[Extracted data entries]
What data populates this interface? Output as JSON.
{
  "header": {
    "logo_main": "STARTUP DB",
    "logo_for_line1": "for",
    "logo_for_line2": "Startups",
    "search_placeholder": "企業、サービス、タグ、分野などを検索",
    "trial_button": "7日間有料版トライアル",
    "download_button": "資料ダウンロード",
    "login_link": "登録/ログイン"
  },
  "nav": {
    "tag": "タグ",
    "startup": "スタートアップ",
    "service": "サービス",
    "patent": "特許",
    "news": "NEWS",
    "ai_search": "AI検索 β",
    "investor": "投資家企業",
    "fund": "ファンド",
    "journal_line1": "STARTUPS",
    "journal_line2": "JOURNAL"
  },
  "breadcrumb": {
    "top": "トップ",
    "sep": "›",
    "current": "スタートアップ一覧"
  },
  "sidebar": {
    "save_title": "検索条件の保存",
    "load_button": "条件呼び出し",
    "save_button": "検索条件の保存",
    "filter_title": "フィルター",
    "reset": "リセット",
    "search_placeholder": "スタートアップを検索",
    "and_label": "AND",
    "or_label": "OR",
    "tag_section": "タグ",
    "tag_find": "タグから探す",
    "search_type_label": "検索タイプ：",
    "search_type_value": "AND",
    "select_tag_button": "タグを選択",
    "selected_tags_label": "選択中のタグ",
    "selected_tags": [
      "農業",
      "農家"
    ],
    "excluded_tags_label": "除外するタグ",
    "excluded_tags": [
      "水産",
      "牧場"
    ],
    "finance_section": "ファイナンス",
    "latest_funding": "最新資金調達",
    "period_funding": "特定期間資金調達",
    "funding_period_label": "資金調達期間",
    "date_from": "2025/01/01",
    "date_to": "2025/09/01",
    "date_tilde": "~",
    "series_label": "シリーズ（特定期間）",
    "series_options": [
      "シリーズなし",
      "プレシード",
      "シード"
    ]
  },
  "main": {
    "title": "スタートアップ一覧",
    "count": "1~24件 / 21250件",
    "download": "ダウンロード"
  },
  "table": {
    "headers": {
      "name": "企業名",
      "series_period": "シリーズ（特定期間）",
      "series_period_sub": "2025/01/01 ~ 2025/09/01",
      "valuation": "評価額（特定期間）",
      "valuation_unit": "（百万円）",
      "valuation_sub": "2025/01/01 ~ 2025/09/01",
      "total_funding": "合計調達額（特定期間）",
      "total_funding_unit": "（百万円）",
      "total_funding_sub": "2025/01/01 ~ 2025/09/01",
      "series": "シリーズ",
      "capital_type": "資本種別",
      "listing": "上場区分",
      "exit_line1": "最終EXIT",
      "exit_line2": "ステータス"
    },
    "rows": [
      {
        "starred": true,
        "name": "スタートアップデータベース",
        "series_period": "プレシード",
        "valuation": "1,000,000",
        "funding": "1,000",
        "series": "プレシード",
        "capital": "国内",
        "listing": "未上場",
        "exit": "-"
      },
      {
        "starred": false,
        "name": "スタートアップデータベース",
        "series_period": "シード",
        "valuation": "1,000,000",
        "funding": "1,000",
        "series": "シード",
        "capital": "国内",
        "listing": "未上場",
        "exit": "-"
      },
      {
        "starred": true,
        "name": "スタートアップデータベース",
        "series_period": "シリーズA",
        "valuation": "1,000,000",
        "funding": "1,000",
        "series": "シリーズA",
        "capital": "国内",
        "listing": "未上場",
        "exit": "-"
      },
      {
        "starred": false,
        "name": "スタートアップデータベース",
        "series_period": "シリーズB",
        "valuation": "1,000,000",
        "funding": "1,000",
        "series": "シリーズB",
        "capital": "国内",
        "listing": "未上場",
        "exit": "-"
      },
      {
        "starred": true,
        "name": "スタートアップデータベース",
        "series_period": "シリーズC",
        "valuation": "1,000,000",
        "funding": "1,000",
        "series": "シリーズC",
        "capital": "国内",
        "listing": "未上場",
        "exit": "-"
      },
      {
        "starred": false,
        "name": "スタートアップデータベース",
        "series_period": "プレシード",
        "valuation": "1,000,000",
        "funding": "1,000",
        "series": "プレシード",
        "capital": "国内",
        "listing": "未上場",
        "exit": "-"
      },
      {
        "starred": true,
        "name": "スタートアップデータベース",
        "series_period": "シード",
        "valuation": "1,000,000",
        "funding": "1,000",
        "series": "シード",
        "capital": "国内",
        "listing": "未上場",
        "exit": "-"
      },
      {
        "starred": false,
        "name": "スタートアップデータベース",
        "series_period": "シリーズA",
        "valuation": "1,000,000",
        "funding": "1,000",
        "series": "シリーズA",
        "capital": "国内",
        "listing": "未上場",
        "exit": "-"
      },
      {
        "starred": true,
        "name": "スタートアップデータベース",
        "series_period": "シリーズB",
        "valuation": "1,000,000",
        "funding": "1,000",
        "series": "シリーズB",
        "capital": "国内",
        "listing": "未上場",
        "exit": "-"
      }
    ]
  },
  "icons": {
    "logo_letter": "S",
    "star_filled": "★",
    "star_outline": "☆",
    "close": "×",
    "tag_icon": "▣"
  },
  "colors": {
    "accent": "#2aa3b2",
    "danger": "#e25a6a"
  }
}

* **REQUIRED TASK**: Transcribe all the entries, keeping each one exactly as it is.

* **SOLUTION BELOW**:
What data populates this interface? Output as JSON.
{
  "header": {
    "logo_main": "STARTUP DB",
    "logo_for_line1": "for",
    "logo_for_line2": "Startups",
    "search_placeholder": "企業、サービス、タグ、分野などを検索",
    "trial_button": "7日間有料版トライアル",
    "download_button": "資料ダウンロード",
    "login_link": "登録/ログイン"
  },
  "nav": {
    "tag": "タグ",
    "startup": "スタートアップ",
    "service": "サービス",
    "patent": "特許",
    "news": "NEWS",
    "ai_search": "AI検索 β",
    "investor": "投資家企業",
    "fund": "ファンド",
    "journal_line1": "STARTUPS",
    "journal_line2": "JOURNAL"
  },
  "breadcrumb": {
    "top": "トップ",
    "sep": "›",
    "current": "スタートアップ一覧"
  },
  "sidebar": {
    "save_title": "検索条件の保存",
    "load_button": "条件呼び出し",
    "save_button": "検索条件の保存",
    "filter_title": "フィルター",
    "reset": "リセット",
    "search_placeholder": "スタートアップを検索",
    "and_label": "AND",
    "or_label": "OR",
    "tag_section": "タグ",
    "tag_find": "タグから探す",
    "search_type_label": "検索タイプ：",
    "search_type_value": "AND",
    "select_tag_button": "タグを選択",
    "selected_tags_label": "選択中のタグ",
    "selected_tags": [
      "農業",
      "農家"
    ],
    "excluded_tags_label": "除外するタグ",
    "excluded_tags": [
      "水産",
      "牧場"
    ],
    "finance_section": "ファイナンス",
    "latest_funding": "最新資金調達",
    "period_funding": "特定期間資金調達",
    "funding_period_label": "資金調達期間",
    "date_from": "2025/01/01",
    "date_to": "2025/09/01",
    "date_tilde": "~",
    "series_label": "シリーズ（特定期間）",
    "series_options": [
      "シリーズなし",
      "プレシード",
      "シード"
    ]
  },
  "main": {
    "title": "スタートアップ一覧",
    "count": "1~24件 / 21250件",
    "download": "ダウンロード"
  },
  "table": {
    "headers": {
      "name": "企業名",
      "series_period": "シリーズ（特定期間）",
      "series_period_sub": "2025/01/01 ~ 2025/09/01",
      "valuation": "評価額（特定期間）",
      "valuation_unit": "（百万円）",
      "valuation_sub": "2025/01/01 ~ 2025/09/01",
      "total_funding": "合計調達額（特定期間）",
      "total_funding_unit": "（百万円）",
      "total_funding_sub": "2025/01/01 ~ 2025/09/01",
      "series": "シリーズ",
      "capital_type": "資本種別",
      "listing": "上場区分",
      "exit_line1": "最終EXIT",
      "exit_line2": "ステータス"
    },
    "rows": [
      {
        "starred": true,
        "name": "スタートアップデータベース",
        "series_period": "プレシード",
        "valuation": "1,000,000",
        "funding": "1,000",
        "series": "プレシード",
        "capital": "国内",
        "listing": "未上場",
        "exit": "-"
      },
      {
        "starred": false,
        "name": "スタートアップデータベース",
        "series_period": "シード",
        "valuation": "1,000,000",
        "funding": "1,000",
        "series": "シード",
        "capital": "国内",
        "listing": "未上場",
        "exit": "-"
      },
      {
        "starred": true,
        "name": "スタートアップデータベース",
        "series_period": "シリーズA",
        "valuation": "1,000,000",
        "funding": "1,000",
        "series": "シリーズA",
        "capital": "国内",
        "listing": "未上場",
        "exit": "-"
      },
      {
        "starred": false,
        "name": "スタートアップデータベース",
        "series_period": "シリーズB",
        "valuation": "1,000,000",
        "funding": "1,000",
        "series": "シリーズB",
        "capital": "国内",
        "listing": "未上場",
        "exit": "-"
      },
      {
        "starred": true,
        "name": "スタートアップデータベース",
        "series_period": "シリーズC",
        "valuation": "1,000,000",
        "funding": "1,000",
        "series": "シリーズC",
        "capital": "国内",
        "listing": "未上場",
        "exit": "-"
      },
      {
        "starred": false,
        "name": "スタートアップデータベース",
        "series_period": "プレシード",
        "valuation": "1,000,000",
        "funding": "1,000",
        "series": "プレシード",
        "capital": "国内",
        "listing": "未上場",
        "exit": "-"
      },
      {
        "starred": true,
        "name": "スタートアップデータベース",
        "series_period": "シード",
        "valuation": "1,000,000",
        "funding": "1,000",
        "series": "シード",
        "capital": "国内",
        "listing": "未上場",
        "exit": "-"
      },
      {
        "starred": false,
        "name": "スタートアップデータベース",
        "series_period": "シリーズA",
        "valuation": "1,000,000",
        "funding": "1,000",
        "series": "シリーズA",
        "capital": "国内",
        "listing": "未上場",
        "exit": "-"
      },
      {
        "starred": true,
        "name": "スタートアップデータベース",
        "series_period": "シリーズB",
        "valuation": "1,000,000",
        "funding": "1,000",
        "series": "シリーズB",
        "capital": "国内",
        "listing": "未上場",
        "exit": "-"
      }
    ]
  },
  "icons": {
    "logo_letter": "S",
    "star_filled": "★",
    "star_outline": "☆",
    "close": "×",
    "tag_icon": "▣"
  },
  "colors": {
    "accent": "#2aa3b2",
    "danger": "#e25a6a"
  }
}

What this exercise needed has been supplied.